MATERIAL FOR THIS EXERCISE
************
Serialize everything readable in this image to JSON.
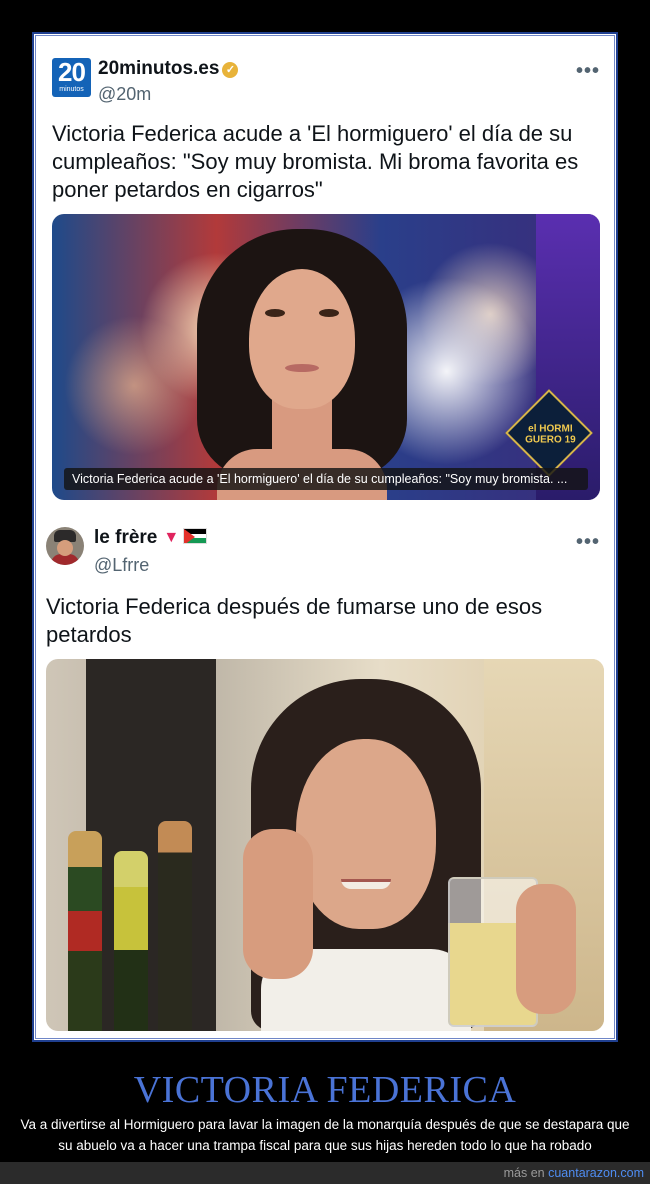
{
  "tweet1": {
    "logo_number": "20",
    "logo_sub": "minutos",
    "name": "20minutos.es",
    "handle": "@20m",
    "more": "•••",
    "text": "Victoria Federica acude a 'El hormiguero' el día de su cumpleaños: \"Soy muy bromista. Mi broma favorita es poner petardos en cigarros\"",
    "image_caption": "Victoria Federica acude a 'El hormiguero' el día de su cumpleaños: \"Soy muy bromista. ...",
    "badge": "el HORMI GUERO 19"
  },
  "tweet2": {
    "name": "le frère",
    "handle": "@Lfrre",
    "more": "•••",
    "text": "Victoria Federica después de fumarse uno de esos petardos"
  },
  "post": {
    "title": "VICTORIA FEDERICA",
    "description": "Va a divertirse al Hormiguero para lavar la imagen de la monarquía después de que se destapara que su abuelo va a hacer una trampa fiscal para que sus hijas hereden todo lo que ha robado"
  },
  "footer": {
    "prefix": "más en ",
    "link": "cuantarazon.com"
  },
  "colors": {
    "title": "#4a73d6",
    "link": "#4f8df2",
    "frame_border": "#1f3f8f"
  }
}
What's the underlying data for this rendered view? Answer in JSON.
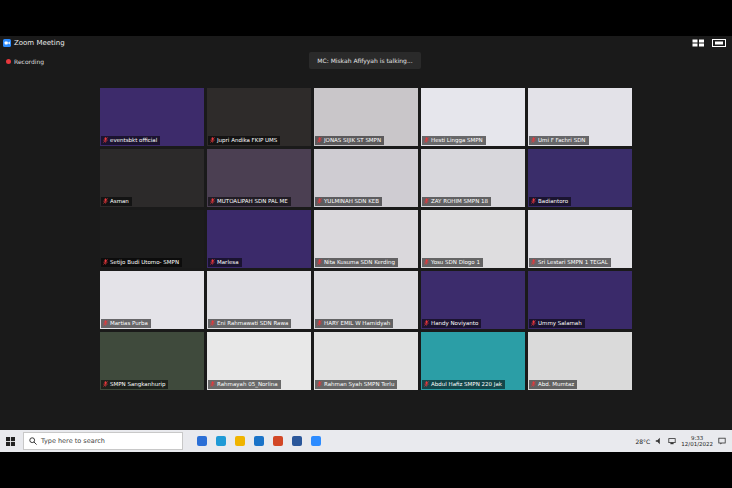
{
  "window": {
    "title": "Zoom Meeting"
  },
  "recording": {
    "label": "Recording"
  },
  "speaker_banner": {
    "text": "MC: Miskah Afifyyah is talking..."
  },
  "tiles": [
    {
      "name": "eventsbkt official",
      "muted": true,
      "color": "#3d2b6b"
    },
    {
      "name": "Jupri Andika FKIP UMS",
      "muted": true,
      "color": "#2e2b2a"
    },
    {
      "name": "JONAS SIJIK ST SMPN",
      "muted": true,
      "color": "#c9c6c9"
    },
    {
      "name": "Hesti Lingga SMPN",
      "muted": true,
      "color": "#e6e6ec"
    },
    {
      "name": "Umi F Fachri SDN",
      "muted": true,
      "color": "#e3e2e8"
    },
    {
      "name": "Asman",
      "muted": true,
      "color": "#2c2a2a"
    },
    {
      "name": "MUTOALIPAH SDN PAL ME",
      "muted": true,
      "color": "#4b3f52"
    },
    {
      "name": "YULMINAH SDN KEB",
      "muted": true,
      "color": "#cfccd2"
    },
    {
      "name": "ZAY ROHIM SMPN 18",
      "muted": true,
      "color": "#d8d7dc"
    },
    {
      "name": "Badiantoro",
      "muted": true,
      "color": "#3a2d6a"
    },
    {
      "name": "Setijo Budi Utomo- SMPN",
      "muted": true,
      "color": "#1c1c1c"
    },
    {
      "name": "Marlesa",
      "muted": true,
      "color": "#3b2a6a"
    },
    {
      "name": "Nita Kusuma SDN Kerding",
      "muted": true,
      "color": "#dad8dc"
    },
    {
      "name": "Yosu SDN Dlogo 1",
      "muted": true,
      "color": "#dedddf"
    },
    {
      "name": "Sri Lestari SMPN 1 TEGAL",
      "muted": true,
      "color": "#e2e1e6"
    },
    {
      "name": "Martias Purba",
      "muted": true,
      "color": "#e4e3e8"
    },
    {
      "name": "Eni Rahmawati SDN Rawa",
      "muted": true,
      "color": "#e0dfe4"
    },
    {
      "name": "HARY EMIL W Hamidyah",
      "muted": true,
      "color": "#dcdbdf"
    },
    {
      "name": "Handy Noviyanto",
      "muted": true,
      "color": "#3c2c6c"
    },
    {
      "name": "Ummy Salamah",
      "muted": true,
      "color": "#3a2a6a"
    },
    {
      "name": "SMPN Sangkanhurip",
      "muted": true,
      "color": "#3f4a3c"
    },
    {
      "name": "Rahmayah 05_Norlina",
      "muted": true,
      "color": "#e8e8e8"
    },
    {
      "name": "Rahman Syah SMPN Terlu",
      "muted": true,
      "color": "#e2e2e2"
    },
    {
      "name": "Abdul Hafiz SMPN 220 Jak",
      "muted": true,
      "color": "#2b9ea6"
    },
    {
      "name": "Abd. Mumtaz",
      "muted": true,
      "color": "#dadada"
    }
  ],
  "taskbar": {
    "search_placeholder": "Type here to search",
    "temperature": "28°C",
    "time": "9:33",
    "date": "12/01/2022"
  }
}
************
YOUR GOAL
Repeat each line of the records above exactly, but do not copy the pictures.

ANSWER TO THE EXERCISE
Serialize everything readable in this image to JSON.
{
  "tweet1": {
    "logo_number": "20",
    "logo_sub": "minutos",
    "name": "20minutos.es",
    "handle": "@20m",
    "more": "•••",
    "text": "Victoria Federica acude a 'El hormiguero' el día de su cumpleaños: \"Soy muy bromista. Mi broma favorita es poner petardos en cigarros\"",
    "image_caption": "Victoria Federica acude a 'El hormiguero' el día de su cumpleaños: \"Soy muy bromista. ...",
    "badge": "el HORMI GUERO 19"
  },
  "tweet2": {
    "name": "le frère",
    "handle": "@Lfrre",
    "more": "•••",
    "text": "Victoria Federica después de fumarse uno de esos petardos"
  },
  "post": {
    "title": "VICTORIA FEDERICA",
    "description": "Va a divertirse al Hormiguero para lavar la imagen de la monarquía después de que se destapara que su abuelo va a hacer una trampa fiscal para que sus hijas hereden todo lo que ha robado"
  },
  "footer": {
    "prefix": "más en ",
    "link": "cuantarazon.com"
  },
  "colors": {
    "title": "#4a73d6",
    "link": "#4f8df2",
    "frame_border": "#1f3f8f"
  }
}
What's the underlying data for this rendered view? Answer in JSON.
{
  "window": {
    "title": "Zoom Meeting"
  },
  "recording": {
    "label": "Recording"
  },
  "speaker_banner": {
    "text": "MC: Miskah Afifyyah is talking..."
  },
  "tiles": [
    {
      "name": "eventsbkt official",
      "muted": true,
      "color": "#3d2b6b"
    },
    {
      "name": "Jupri Andika FKIP UMS",
      "muted": true,
      "color": "#2e2b2a"
    },
    {
      "name": "JONAS SIJIK ST SMPN",
      "muted": true,
      "color": "#c9c6c9"
    },
    {
      "name": "Hesti Lingga SMPN",
      "muted": true,
      "color": "#e6e6ec"
    },
    {
      "name": "Umi F Fachri SDN",
      "muted": true,
      "color": "#e3e2e8"
    },
    {
      "name": "Asman",
      "muted": true,
      "color": "#2c2a2a"
    },
    {
      "name": "MUTOALIPAH SDN PAL ME",
      "muted": true,
      "color": "#4b3f52"
    },
    {
      "name": "YULMINAH SDN KEB",
      "muted": true,
      "color": "#cfccd2"
    },
    {
      "name": "ZAY ROHIM SMPN 18",
      "muted": true,
      "color": "#d8d7dc"
    },
    {
      "name": "Badiantoro",
      "muted": true,
      "color": "#3a2d6a"
    },
    {
      "name": "Setijo Budi Utomo- SMPN",
      "muted": true,
      "color": "#1c1c1c"
    },
    {
      "name": "Marlesa",
      "muted": true,
      "color": "#3b2a6a"
    },
    {
      "name": "Nita Kusuma SDN Kerding",
      "muted": true,
      "color": "#dad8dc"
    },
    {
      "name": "Yosu SDN Dlogo 1",
      "muted": true,
      "color": "#dedddf"
    },
    {
      "name": "Sri Lestari SMPN 1 TEGAL",
      "muted": true,
      "color": "#e2e1e6"
    },
    {
      "name": "Martias Purba",
      "muted": true,
      "color": "#e4e3e8"
    },
    {
      "name": "Eni Rahmawati SDN Rawa",
      "muted": true,
      "color": "#e0dfe4"
    },
    {
      "name": "HARY EMIL W Hamidyah",
      "muted": true,
      "color": "#dcdbdf"
    },
    {
      "name": "Handy Noviyanto",
      "muted": true,
      "color": "#3c2c6c"
    },
    {
      "name": "Ummy Salamah",
      "muted": true,
      "color": "#3a2a6a"
    },
    {
      "name": "SMPN Sangkanhurip",
      "muted": true,
      "color": "#3f4a3c"
    },
    {
      "name": "Rahmayah 05_Norlina",
      "muted": true,
      "color": "#e8e8e8"
    },
    {
      "name": "Rahman Syah SMPN Terlu",
      "muted": true,
      "color": "#e2e2e2"
    },
    {
      "name": "Abdul Hafiz SMPN 220 Jak",
      "muted": true,
      "color": "#2b9ea6"
    },
    {
      "name": "Abd. Mumtaz",
      "muted": true,
      "color": "#dadada"
    }
  ],
  "taskbar": {
    "search_placeholder": "Type here to search",
    "temperature": "28°C",
    "time": "9:33",
    "date": "12/01/2022"
  }
}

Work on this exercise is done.